* _Task to carry out_:
Where a line in the listing below contains the word "this", copy that line.

* _Data shown_:
%%
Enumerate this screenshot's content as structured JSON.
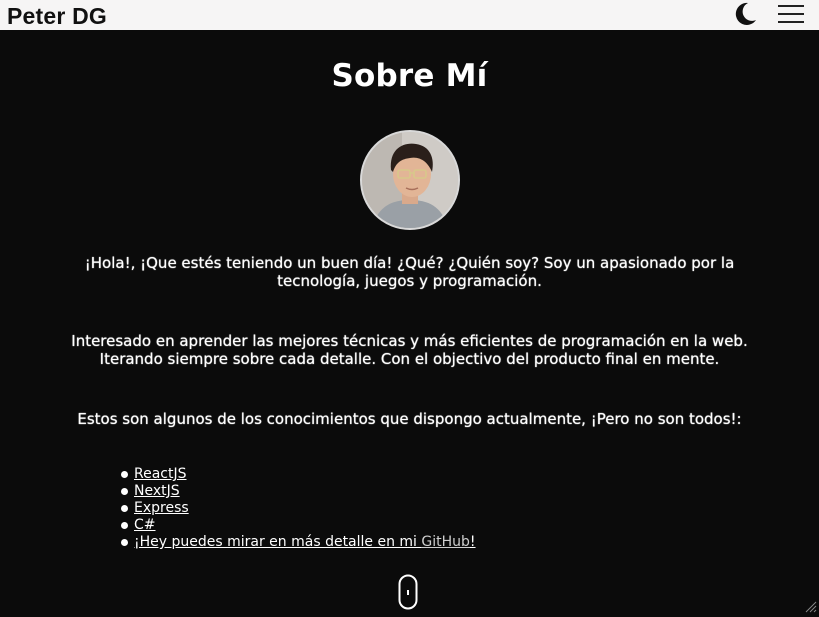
{
  "header": {
    "brand": "Peter DG",
    "theme_icon": "moon-icon",
    "menu_icon": "hamburger-menu-icon"
  },
  "about": {
    "title": "Sobre Mí",
    "avatar_icon": "profile-photo",
    "paragraphs": [
      "¡Hola!, ¡Que estés teniendo un buen día! ¿Qué? ¿Quién soy? Soy un apasionado por la tecnología, juegos y programación.",
      "Interesado en aprender las mejores técnicas y más eficientes de programación en la web. Iterando siempre sobre cada detalle. Con el objectivo del producto final en mente.",
      "Estos son algunos de los conocimientos que dispongo actualmente, ¡Pero no son todos!:"
    ],
    "skills": [
      "ReactJS",
      "NextJS",
      "Express",
      "C#"
    ],
    "more_text": "¡Hey puedes mirar en más detalle en mi ",
    "github_link": "GitHub",
    "more_suffix": "!",
    "scroll_icon": "mouse-scroll-icon"
  },
  "colors": {
    "background": "#0b0b0b",
    "header_bg": "#f6f5f5",
    "text": "#ffffff"
  }
}
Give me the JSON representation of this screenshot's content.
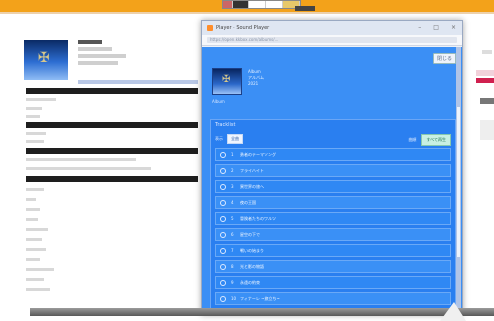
%%
* _Result_:
Enumerate this screenshot's content as structured JSON.
Give me the JSON representation of this screenshot's content.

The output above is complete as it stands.